▶ [EXERCISE PROMPT] Identify the lines that contain the word "критического" and copy each one.

Saved entries
╔══

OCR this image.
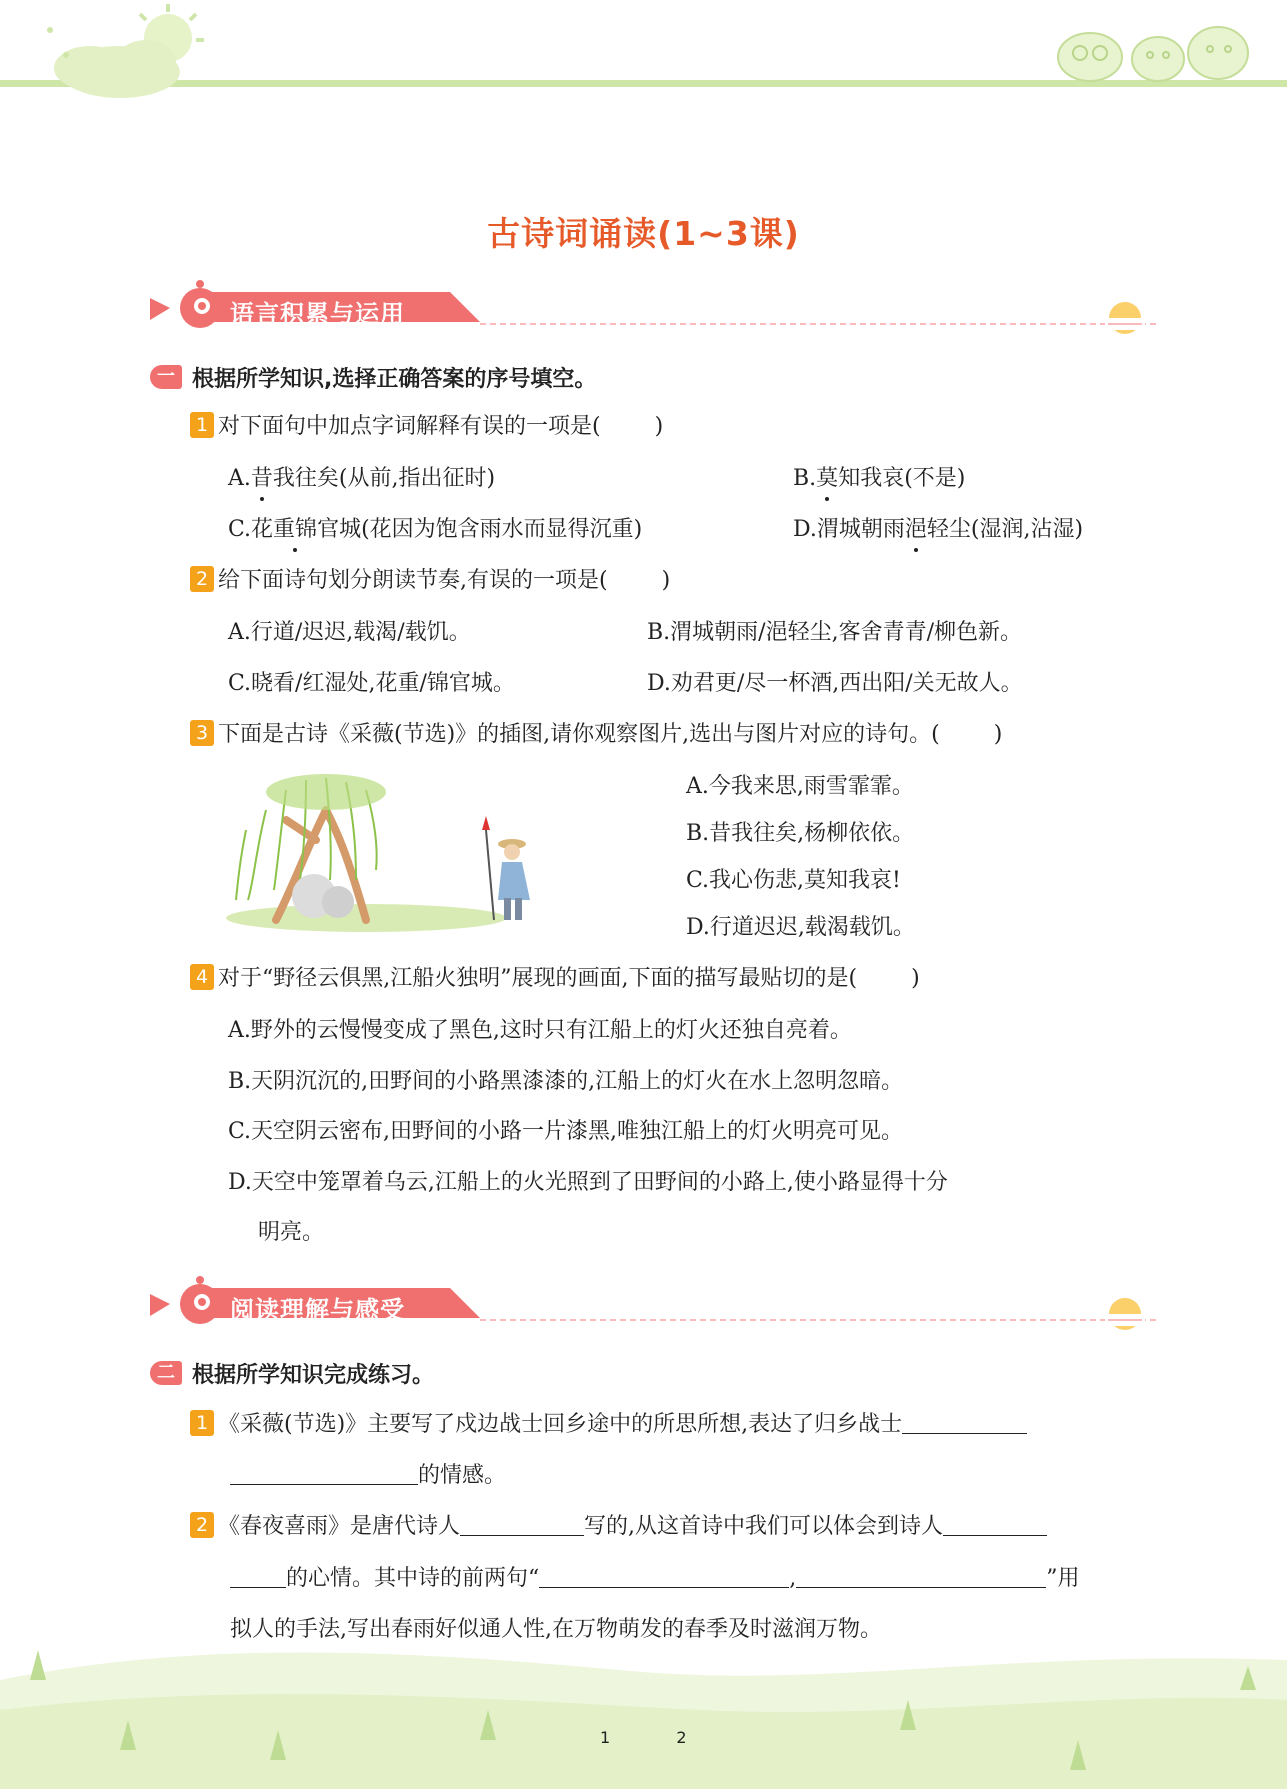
古诗词诵读(1~3课)
语言积累与运用
一 根据所学知识,选择正确答案的序号填空。
1 对下面句中加点字词解释有误的一项是( )
A.昔我往矣(从前,指出征时)	B.莫知我哀(不是)
C.花重锦官城(花因为饱含雨水而显得沉重)	D.渭城朝雨浥轻尘(湿润,沾湿)
2 给下面诗句划分朗读节奏,有误的一项是( )
A.行道/迟迟,载渴/载饥。	B.渭城朝雨/浥轻尘,客舍青青/柳色新。
C.晓看/红湿处,花重/锦官城。	D.劝君更/尽一杯酒,西出阳/关无故人。
3 下面是古诗《采薇(节选)》的插图,请你观察图片,选出与图片对应的诗句。( )
A.今我来思,雨雪霏霏。
B.昔我往矣,杨柳依依。
C.我心伤悲,莫知我哀!
D.行道迟迟,载渴载饥。
4 对于“野径云俱黑,江船火独明”展现的画面,下面的描写最贴切的是( )
A.野外的云慢慢变成了黑色,这时只有江船上的灯火还独自亮着。
B.天阴沉沉的,田野间的小路黑漆漆的,江船上的灯火在水上忽明忽暗。
C.天空阴云密布,田野间的小路一片漆黑,唯独江船上的灯火明亮可见。
D.天空中笼罩着乌云,江船上的火光照到了田野间的小路上,使小路显得十分
明亮。
阅读理解与感受
二 根据所学知识完成练习。
1 《采薇(节选)》主要写了戍边战士回乡途中的所思所想,表达了归乡战士
的情感。
2 《春夜喜雨》是唐代诗人	写的,从这首诗中我们可以体会到诗人
的心情。其中诗的前两句“	,	”用
拟人的手法,写出春雨好似通人性,在万物萌发的春季及时滋润万物。
1	2
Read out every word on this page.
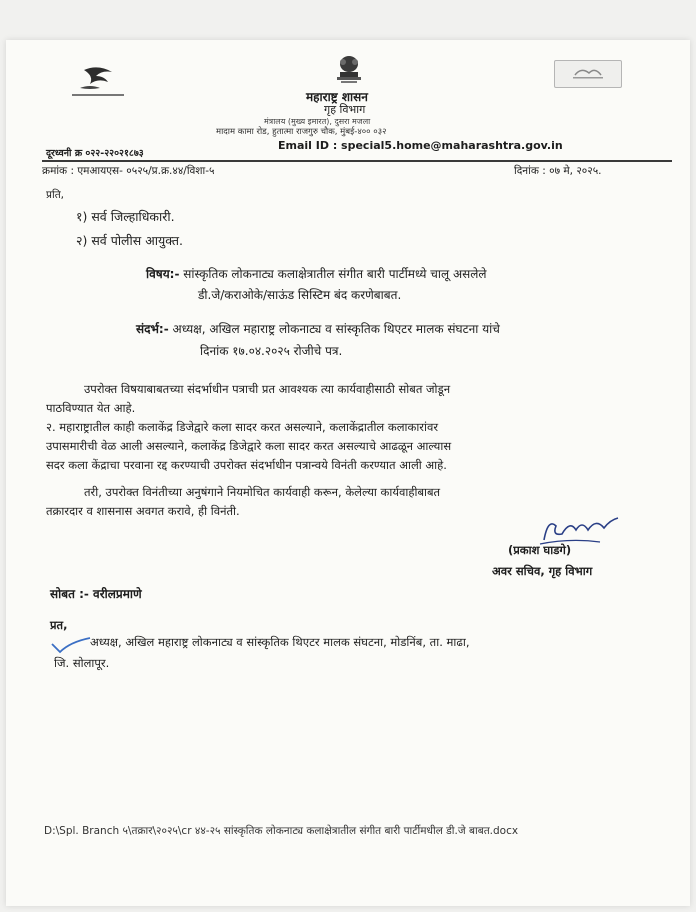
महाराष्ट्र शासन
गृह विभाग
मंत्रालय (मुख्य इमारत), दुसरा मजला
मादाम कामा रोड, हुतात्मा राजगुरु चौक, मुंबई-४०० ०३२
Email ID : special5.home@maharashtra.gov.in
दूरध्वनी क्र ०२२-२२०२१८७३
क्रमांक : एमआयएस- ०५२५/प्र.क्र.४४/विशा-५	दिनांक : ०७ मे, २०२५.
प्रति,
१) सर्व जिल्हाधिकारी.
२) सर्व पोलीस आयुक्त.
विषय:- सांस्कृतिक लोकनाट्य कलाक्षेत्रातील संगीत बारी पार्टीमध्ये चालू असलेले
डी.जे/कराओके/साऊंड सिस्टिम बंद करणेबाबत.
संदर्भ:- अध्यक्ष, अखिल महाराष्ट्र लोकनाट्य व सांस्कृतिक थिएटर मालक संघटना यांचे
दिनांक १७.०४.२०२५ रोजीचे पत्र.
उपरोक्त विषयाबाबतच्या संदर्भाधीन पत्राची प्रत आवश्यक त्या कार्यवाहीसाठी सोबत जोडून
पाठविण्यात येत आहे.
२. महाराष्ट्रातील काही कलाकेंद्र डिजेद्वारे कला सादर करत असल्याने, कलाकेंद्रातील कलाकारांवर
उपासमारीची वेळ आली असल्याने, कलाकेंद्र डिजेद्वारे कला सादर करत असल्याचे आढळून आल्यास
सदर कला केंद्राचा परवाना रद्द करण्याची उपरोक्त संदर्भाधीन पत्रान्वये विनंती करण्यात आली आहे.
तरी, उपरोक्त विनंतीच्या अनुषंगाने नियमोचित कार्यवाही करून, केलेल्या कार्यवाहीबाबत
तक्रारदार व शासनास अवगत करावे, ही विनंती.
(प्रकाश घाडगे)
अवर सचिव, गृह विभाग
सोबत :- वरीलप्रमाणे
प्रत,
अध्यक्ष, अखिल महाराष्ट्र लोकनाट्य व सांस्कृतिक थिएटर मालक संघटना, मोडनिंब, ता. माढा,
जि. सोलापूर.
D:\Spl. Branch ५\तक्रार\२०२५\cr ४४-२५ सांस्कृतिक लोकनाट्य कलाक्षेत्रातील संगीत बारी पार्टीमधील डी.जे बाबत.docx
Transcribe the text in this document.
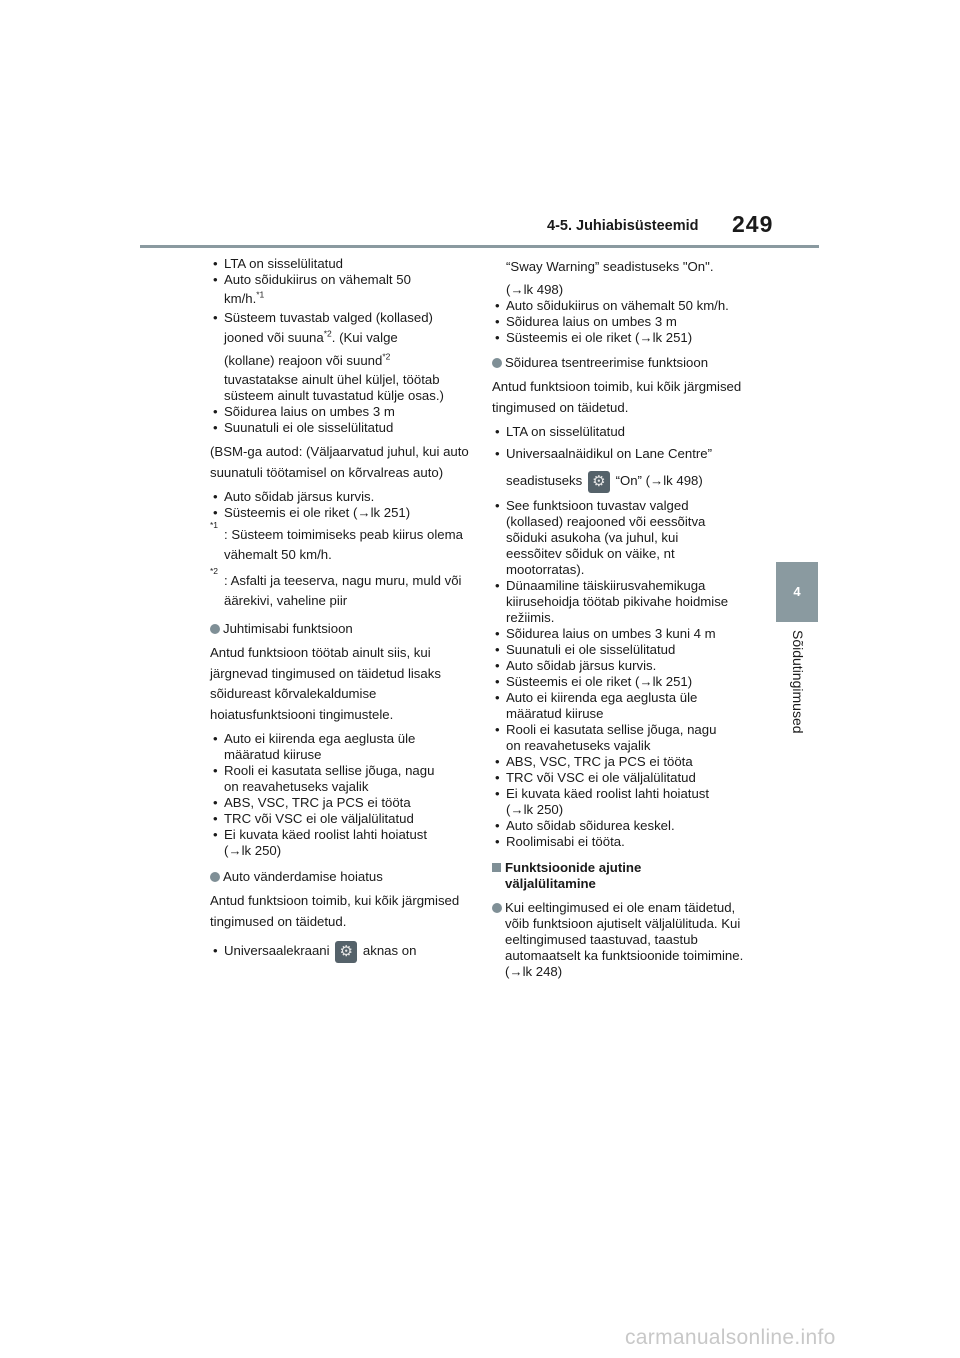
4-5. Juhiabisüsteemid 249
4
Sõidutingimused
• LTA on sisselülitatud
• Auto sõidukiirus on vähemalt 50
km/h.$^{*1}$
• Süsteem tuvastab valged (kollased)
jooned või suuna$^{*2}$. (Kui valge
(kollane) reajoon või suund$^{*2}$
tuvastatakse ainult ühel küljel, töötab
süsteem ainult tuvastatud külje osas.)
• Sõidurea laius on umbes 3 m
• Suunatuli ei ole sisselülitatud
(BSM-ga autod: (Väljaarvatud juhul, kui auto suunatuli töötamisel on kõrvalreas auto)
• Auto sõidab järsus kurvis.
• Süsteemis ei ole riket (→lk 251)
*1
: Süsteem toimimiseks peab kiirus olema vähemalt 50 km/h.
*2
: Asfalti ja teeserva, nagu muru, muld või äärekivi, vaheline piir
Juhtimisabi funktsioon
Antud funktsioon töötab ainult siis, kui järgnevad tingimused on täidetud lisaks sõidureast kõrvalekaldumise hoiatusfunktsiooni tingimustele.
• Auto ei kiirenda ega aeglusta üle
määratud kiiruse
• Rooli ei kasutata sellise jõuga, nagu
on reavahetuseks vajalik
• ABS, VSC, TRC ja PCS ei tööta
• TRC või VSC ei ole väljalülitatud
• Ei kuvata käed roolist lahti hoiatust
(→lk 250)
Auto vänderdamise hoiatus
Antud funktsioon toimib, kui kõik järgmised tingimused on täidetud.
• Universaalekraani ⚙ aknas on
“Sway Warning” seadistuseks "On".
(→lk 498)
• Auto sõidukiirus on vähemalt 50 km/h.
• Sõidurea laius on umbes 3 m
• Süsteemis ei ole riket (→lk 251)
Sõidurea tsentreerimise funktsioon
Antud funktsioon toimib, kui kõik järgmised tingimused on täidetud.
• LTA on sisselülitatud
• Universaalnäidikul on Lane Centre”
seadistuseks ⚙ “On” (→lk 498)
• See funktsioon tuvastav valged
(kollased) reajooned või eessõitva
sõiduki asukoha (va juhul, kui
eessõitev sõiduk on väike, nt
mootorratas).
• Dünaamiline täiskiirusvahemikuga
kiirusehoidja töötab pikivahe hoidmise
režiimis.
• Sõidurea laius on umbes 3 kuni 4 m
• Suunatuli ei ole sisselülitatud
• Auto sõidab järsus kurvis.
• Süsteemis ei ole riket (→lk 251)
• Auto ei kiirenda ega aeglusta üle
määratud kiiruse
• Rooli ei kasutata sellise jõuga, nagu
on reavahetuseks vajalik
• ABS, VSC, TRC ja PCS ei tööta
• TRC või VSC ei ole väljalülitatud
• Ei kuvata käed roolist lahti hoiatust
(→lk 250)
• Auto sõidab sõidurea keskel.
• Roolimisabi ei tööta.
Funktsioonide ajutine
väljalülitamine
Kui eeltingimused ei ole enam täidetud, võib funktsioon ajutiselt väljalülituda. Kui eeltingimused taastuvad, taastub automaatselt ka funktsioonide toimimine. (→lk 248)
carmanualsonline.info
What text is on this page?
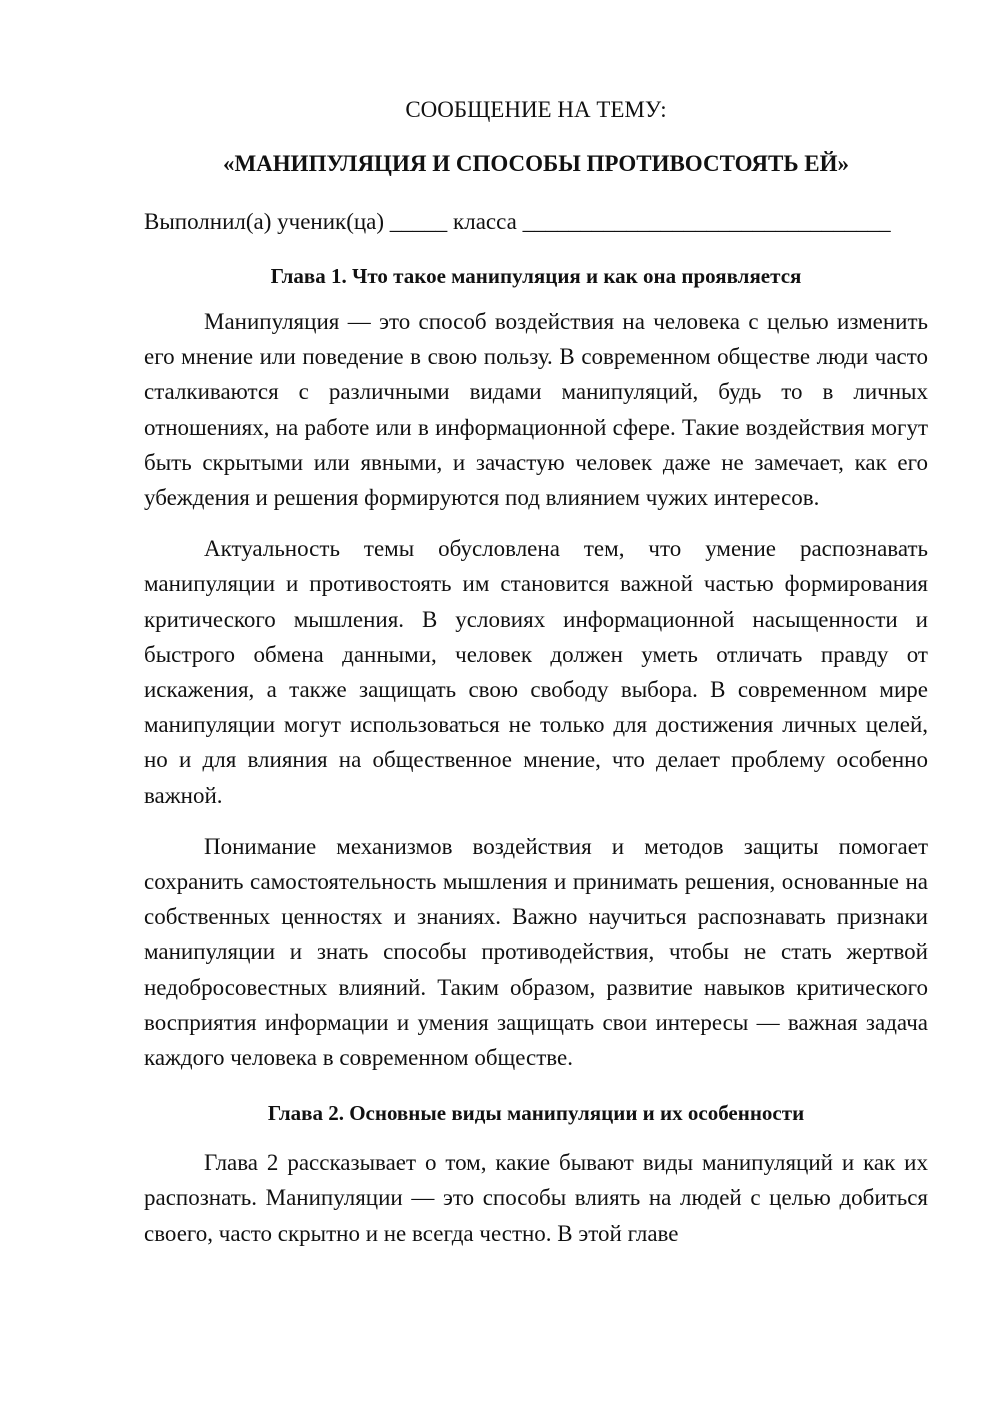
СООБЩЕНИЕ НА ТЕМУ:
«МАНИПУЛЯЦИЯ И СПОСОБЫ ПРОТИВОСТОЯТЬ ЕЙ»
Выполнил(а) ученик(ца) _____ класса ________________________________
Глава 1. Что такое манипуляция и как она проявляется

Манипуляция — это способ воздействия на человека с целью изменить его мнение или поведение в свою пользу. В современном обществе люди часто сталкиваются с различными видами манипуляций, будь то в личных отношениях, на работе или в информационной сфере. Такие воздействия могут быть скрытыми или явными, и зачастую человек даже не замечает, как его убеждения и решения формируются под влиянием чужих интересов.

Актуальность темы обусловлена тем, что умение распознавать манипуляции и противостоять им становится важной частью формирования критического мышления. В условиях информационной насыщенности и быстрого обмена данными, человек должен уметь отличать правду от искажения, а также защищать свою свободу выбора. В современном мире манипуляции могут использоваться не только для достижения личных целей, но и для влияния на общественное мнение, что делает проблему особенно важной.

Понимание механизмов воздействия и методов защиты помогает сохранить самостоятельность мышления и принимать решения, основанные на собственных ценностях и знаниях. Важно научиться распознавать признаки манипуляции и знать способы противодействия, чтобы не стать жертвой недобросовестных влияний. Таким образом, развитие навыков критического восприятия информации и умения защищать свои интересы — важная задача каждого человека в современном обществе.

Глава 2. Основные виды манипуляции и их особенности

Глава 2 рассказывает о том, какие бывают виды манипуляций и как их распознать. Манипуляции — это способы влиять на людей с целью добиться своего, часто скрытно и не всегда честно. В этой главе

╚══

▶ [OUTPUT FOR THIS EXERCISE]
Актуальность темы обусловлена тем, что умение распознавать манипуляции и противостоять им становится важной частью формирования критического мышления. В условиях информационной насыщенности и быстрого обмена данными, человек должен уметь отличать правду от искажения, а также защищать свою свободу выбора. В современном мире манипуляции могут использоваться не только для достижения личных целей, но и для влияния на общественное мнение, что делает проблему особенно важной.
Понимание механизмов воздействия и методов защиты помогает сохранить самостоятельность мышления и принимать решения, основанные на собственных ценностях и знаниях. Важно научиться распознавать признаки манипуляции и знать способы противодействия, чтобы не стать жертвой недобросовестных влияний. Таким образом, развитие навыков критического восприятия информации и умения защищать свои интересы — важная задача каждого человека в современном обществе.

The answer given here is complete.